**Requirements**
Reproduce the following lines without any changes, keeping every line of the material as it appears.
## START Records supplied
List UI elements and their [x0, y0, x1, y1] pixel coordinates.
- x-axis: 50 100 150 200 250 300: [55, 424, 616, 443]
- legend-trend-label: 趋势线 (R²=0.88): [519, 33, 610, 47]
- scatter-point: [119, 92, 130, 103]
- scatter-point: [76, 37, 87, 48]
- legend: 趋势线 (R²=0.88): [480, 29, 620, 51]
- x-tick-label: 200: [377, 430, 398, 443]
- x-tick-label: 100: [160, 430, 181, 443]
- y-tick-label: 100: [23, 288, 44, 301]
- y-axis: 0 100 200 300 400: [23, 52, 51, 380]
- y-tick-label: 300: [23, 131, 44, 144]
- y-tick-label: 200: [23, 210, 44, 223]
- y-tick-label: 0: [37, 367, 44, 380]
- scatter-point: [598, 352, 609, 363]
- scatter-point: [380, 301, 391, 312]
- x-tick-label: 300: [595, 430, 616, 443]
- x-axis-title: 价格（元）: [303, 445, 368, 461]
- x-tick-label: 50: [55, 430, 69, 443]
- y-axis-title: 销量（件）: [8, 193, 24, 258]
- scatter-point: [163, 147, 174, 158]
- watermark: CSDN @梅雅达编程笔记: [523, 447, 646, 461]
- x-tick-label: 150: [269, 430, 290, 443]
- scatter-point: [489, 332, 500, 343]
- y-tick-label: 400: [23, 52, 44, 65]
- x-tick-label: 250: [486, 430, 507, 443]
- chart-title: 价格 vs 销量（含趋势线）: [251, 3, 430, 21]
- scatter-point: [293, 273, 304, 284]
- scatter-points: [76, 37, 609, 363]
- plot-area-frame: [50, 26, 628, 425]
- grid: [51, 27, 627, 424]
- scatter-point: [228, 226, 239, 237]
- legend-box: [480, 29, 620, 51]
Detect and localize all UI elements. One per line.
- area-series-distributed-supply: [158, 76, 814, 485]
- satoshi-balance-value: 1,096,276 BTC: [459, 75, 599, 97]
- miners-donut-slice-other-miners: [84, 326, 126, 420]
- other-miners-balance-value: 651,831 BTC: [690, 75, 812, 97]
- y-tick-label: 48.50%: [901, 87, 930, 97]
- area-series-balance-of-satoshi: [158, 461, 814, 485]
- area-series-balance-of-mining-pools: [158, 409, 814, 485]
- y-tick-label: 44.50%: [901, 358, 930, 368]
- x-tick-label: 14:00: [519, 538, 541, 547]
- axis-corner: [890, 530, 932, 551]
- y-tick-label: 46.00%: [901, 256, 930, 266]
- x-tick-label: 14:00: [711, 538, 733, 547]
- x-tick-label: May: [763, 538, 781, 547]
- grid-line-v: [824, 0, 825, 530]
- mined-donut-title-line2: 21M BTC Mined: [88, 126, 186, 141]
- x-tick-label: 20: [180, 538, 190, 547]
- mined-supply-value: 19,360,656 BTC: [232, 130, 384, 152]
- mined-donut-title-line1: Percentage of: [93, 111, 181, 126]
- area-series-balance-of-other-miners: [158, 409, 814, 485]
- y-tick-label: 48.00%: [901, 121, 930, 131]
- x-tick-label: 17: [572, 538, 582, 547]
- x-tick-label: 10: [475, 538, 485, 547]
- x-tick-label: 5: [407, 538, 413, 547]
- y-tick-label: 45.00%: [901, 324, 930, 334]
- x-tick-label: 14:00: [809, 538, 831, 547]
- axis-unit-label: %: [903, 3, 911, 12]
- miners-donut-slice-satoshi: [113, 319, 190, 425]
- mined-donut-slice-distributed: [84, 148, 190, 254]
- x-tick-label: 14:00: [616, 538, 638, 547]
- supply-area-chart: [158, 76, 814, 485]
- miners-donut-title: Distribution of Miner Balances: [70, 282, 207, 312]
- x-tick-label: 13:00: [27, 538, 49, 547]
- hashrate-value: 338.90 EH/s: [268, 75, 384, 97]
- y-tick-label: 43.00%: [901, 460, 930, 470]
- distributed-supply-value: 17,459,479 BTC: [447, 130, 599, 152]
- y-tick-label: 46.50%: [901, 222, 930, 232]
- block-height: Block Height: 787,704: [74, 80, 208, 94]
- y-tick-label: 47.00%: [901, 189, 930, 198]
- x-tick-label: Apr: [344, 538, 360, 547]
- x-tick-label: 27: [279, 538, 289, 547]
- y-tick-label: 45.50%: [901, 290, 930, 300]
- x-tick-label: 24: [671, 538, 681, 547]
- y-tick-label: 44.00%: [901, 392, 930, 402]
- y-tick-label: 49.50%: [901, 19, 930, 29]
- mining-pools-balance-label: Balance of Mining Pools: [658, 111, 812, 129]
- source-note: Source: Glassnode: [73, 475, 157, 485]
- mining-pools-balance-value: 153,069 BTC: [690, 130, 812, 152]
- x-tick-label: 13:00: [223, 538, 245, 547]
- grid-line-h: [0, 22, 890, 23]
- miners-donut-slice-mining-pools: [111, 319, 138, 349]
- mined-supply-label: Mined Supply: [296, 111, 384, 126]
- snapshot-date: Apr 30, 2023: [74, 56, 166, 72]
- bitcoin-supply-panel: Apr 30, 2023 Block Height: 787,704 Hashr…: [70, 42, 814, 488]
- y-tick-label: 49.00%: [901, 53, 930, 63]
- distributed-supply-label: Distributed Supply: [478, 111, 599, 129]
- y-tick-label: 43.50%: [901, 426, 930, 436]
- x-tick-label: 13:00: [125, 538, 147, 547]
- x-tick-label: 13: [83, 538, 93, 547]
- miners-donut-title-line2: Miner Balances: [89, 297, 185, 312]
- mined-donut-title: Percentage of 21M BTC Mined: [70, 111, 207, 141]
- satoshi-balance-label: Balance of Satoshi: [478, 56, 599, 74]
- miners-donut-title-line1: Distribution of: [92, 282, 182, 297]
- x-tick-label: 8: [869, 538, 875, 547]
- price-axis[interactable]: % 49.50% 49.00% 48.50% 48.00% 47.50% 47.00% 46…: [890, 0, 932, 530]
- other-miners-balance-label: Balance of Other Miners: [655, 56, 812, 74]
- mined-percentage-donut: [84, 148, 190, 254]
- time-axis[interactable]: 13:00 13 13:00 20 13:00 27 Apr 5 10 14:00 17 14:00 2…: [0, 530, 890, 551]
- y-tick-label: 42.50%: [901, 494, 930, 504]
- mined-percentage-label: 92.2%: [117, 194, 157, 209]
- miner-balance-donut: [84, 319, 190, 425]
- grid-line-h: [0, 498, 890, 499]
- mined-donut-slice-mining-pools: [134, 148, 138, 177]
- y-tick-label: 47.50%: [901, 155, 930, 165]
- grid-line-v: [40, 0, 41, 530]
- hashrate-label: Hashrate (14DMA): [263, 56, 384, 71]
## END Records supplied
**Solution to the exercise**
List UI elements and their [x0, y0, x1, y1] pixel coordinates.
- x-axis: 50 100 150 200 250 300: [55, 424, 616, 443]
- legend-trend-label: 趋势线 (R²=0.88): [519, 33, 610, 47]
- scatter-point: [119, 92, 130, 103]
- scatter-point: [76, 37, 87, 48]
- legend: 趋势线 (R²=0.88): [480, 29, 620, 51]
- x-tick-label: 200: [377, 430, 398, 443]
- x-tick-label: 100: [160, 430, 181, 443]
- y-tick-label: 100: [23, 288, 44, 301]
- y-axis: 0 100 200 300 400: [23, 52, 51, 380]
- y-tick-label: 300: [23, 131, 44, 144]
- y-tick-label: 200: [23, 210, 44, 223]
- y-tick-label: 0: [37, 367, 44, 380]
- scatter-point: [598, 352, 609, 363]
- scatter-point: [380, 301, 391, 312]
- x-tick-label: 300: [595, 430, 616, 443]
- x-axis-title: 价格（元）: [303, 445, 368, 461]
- x-tick-label: 50: [55, 430, 69, 443]
- y-axis-title: 销量（件）: [8, 193, 24, 258]
- scatter-point: [163, 147, 174, 158]
- watermark: CSDN @梅雅达编程笔记: [523, 447, 646, 461]
- x-tick-label: 150: [269, 430, 290, 443]
- scatter-point: [489, 332, 500, 343]
- y-tick-label: 400: [23, 52, 44, 65]
- x-tick-label: 250: [486, 430, 507, 443]
- chart-title: 价格 vs 销量（含趋势线）: [251, 3, 430, 21]
- scatter-point: [293, 273, 304, 284]
- scatter-points: [76, 37, 609, 363]
- plot-area-frame: [50, 26, 628, 425]
- grid: [51, 27, 627, 424]
- scatter-point: [228, 226, 239, 237]
- legend-box: [480, 29, 620, 51]
Detect and localize all UI elements. One per line.
- area-series-distributed-supply: [158, 76, 814, 485]
- satoshi-balance-value: 1,096,276 BTC: [459, 75, 599, 97]
- miners-donut-slice-other-miners: [84, 326, 126, 420]
- other-miners-balance-value: 651,831 BTC: [690, 75, 812, 97]
- y-tick-label: 48.50%: [901, 87, 930, 97]
- area-series-balance-of-satoshi: [158, 461, 814, 485]
- area-series-balance-of-mining-pools: [158, 409, 814, 485]
- y-tick-label: 44.50%: [901, 358, 930, 368]
- x-tick-label: 14:00: [519, 538, 541, 547]
- axis-corner: [890, 530, 932, 551]
- y-tick-label: 46.00%: [901, 256, 930, 266]
- x-tick-label: 14:00: [711, 538, 733, 547]
- x-tick-label: May: [763, 538, 781, 547]
- grid-line-v: [824, 0, 825, 530]
- mined-donut-title-line2: 21M BTC Mined: [88, 126, 186, 141]
- x-tick-label: 20: [180, 538, 190, 547]
- mined-supply-value: 19,360,656 BTC: [232, 130, 384, 152]
- mined-donut-title-line1: Percentage of: [93, 111, 181, 126]
- area-series-balance-of-other-miners: [158, 409, 814, 485]
- y-tick-label: 48.00%: [901, 121, 930, 131]
- x-tick-label: 17: [572, 538, 582, 547]
- x-tick-label: 10: [475, 538, 485, 547]
- x-tick-label: 5: [407, 538, 413, 547]
- y-tick-label: 45.00%: [901, 324, 930, 334]
- x-tick-label: 14:00: [809, 538, 831, 547]
- axis-unit-label: %: [903, 3, 911, 12]
- miners-donut-slice-satoshi: [113, 319, 190, 425]
- mined-donut-slice-distributed: [84, 148, 190, 254]
- x-tick-label: 14:00: [616, 538, 638, 547]
- supply-area-chart: [158, 76, 814, 485]
- miners-donut-title: Distribution of Miner Balances: [70, 282, 207, 312]
- x-tick-label: 13:00: [27, 538, 49, 547]
- hashrate-value: 338.90 EH/s: [268, 75, 384, 97]
- y-tick-label: 43.00%: [901, 460, 930, 470]
- distributed-supply-value: 17,459,479 BTC: [447, 130, 599, 152]
- y-tick-label: 46.50%: [901, 222, 930, 232]
- block-height: Block Height: 787,704: [74, 80, 208, 94]
- y-tick-label: 47.00%: [901, 189, 930, 198]
- x-tick-label: Apr: [344, 538, 360, 547]
- x-tick-label: 27: [279, 538, 289, 547]
- y-tick-label: 45.50%: [901, 290, 930, 300]
- x-tick-label: 24: [671, 538, 681, 547]
- y-tick-label: 44.00%: [901, 392, 930, 402]
- y-tick-label: 49.50%: [901, 19, 930, 29]
- mining-pools-balance-label: Balance of Mining Pools: [658, 111, 812, 129]
- source-note: Source: Glassnode: [73, 475, 157, 485]
- mining-pools-balance-value: 153,069 BTC: [690, 130, 812, 152]
- x-tick-label: 13:00: [223, 538, 245, 547]
- grid-line-h: [0, 22, 890, 23]
- miners-donut-slice-mining-pools: [111, 319, 138, 349]
- mined-supply-label: Mined Supply: [296, 111, 384, 126]
- snapshot-date: Apr 30, 2023: [74, 56, 166, 72]
- bitcoin-supply-panel: Apr 30, 2023 Block Height: 787,704 Hashr…: [70, 42, 814, 488]
- y-tick-label: 49.00%: [901, 53, 930, 63]
- distributed-supply-label: Distributed Supply: [478, 111, 599, 129]
- y-tick-label: 43.50%: [901, 426, 930, 436]
- x-tick-label: 13:00: [125, 538, 147, 547]
- x-tick-label: 13: [83, 538, 93, 547]
- miners-donut-title-line2: Miner Balances: [89, 297, 185, 312]
- mined-donut-title: Percentage of 21M BTC Mined: [70, 111, 207, 141]
- satoshi-balance-label: Balance of Satoshi: [478, 56, 599, 74]
- miners-donut-title-line1: Distribution of: [92, 282, 182, 297]
- x-tick-label: 8: [869, 538, 875, 547]
- price-axis[interactable]: % 49.50% 49.00% 48.50% 48.00% 47.50% 47.00% 46…: [890, 0, 932, 530]
- other-miners-balance-label: Balance of Other Miners: [655, 56, 812, 74]
- mined-percentage-donut: [84, 148, 190, 254]
- time-axis[interactable]: 13:00 13 13:00 20 13:00 27 Apr 5 10 14:00 17 14:00 2…: [0, 530, 890, 551]
- y-tick-label: 42.50%: [901, 494, 930, 504]
- mined-percentage-label: 92.2%: [117, 194, 157, 209]
- miner-balance-donut: [84, 319, 190, 425]
- grid-line-h: [0, 498, 890, 499]
- mined-donut-slice-mining-pools: [134, 148, 138, 177]
- y-tick-label: 47.50%: [901, 155, 930, 165]
- grid-line-v: [40, 0, 41, 530]
- hashrate-label: Hashrate (14DMA): [263, 56, 384, 71]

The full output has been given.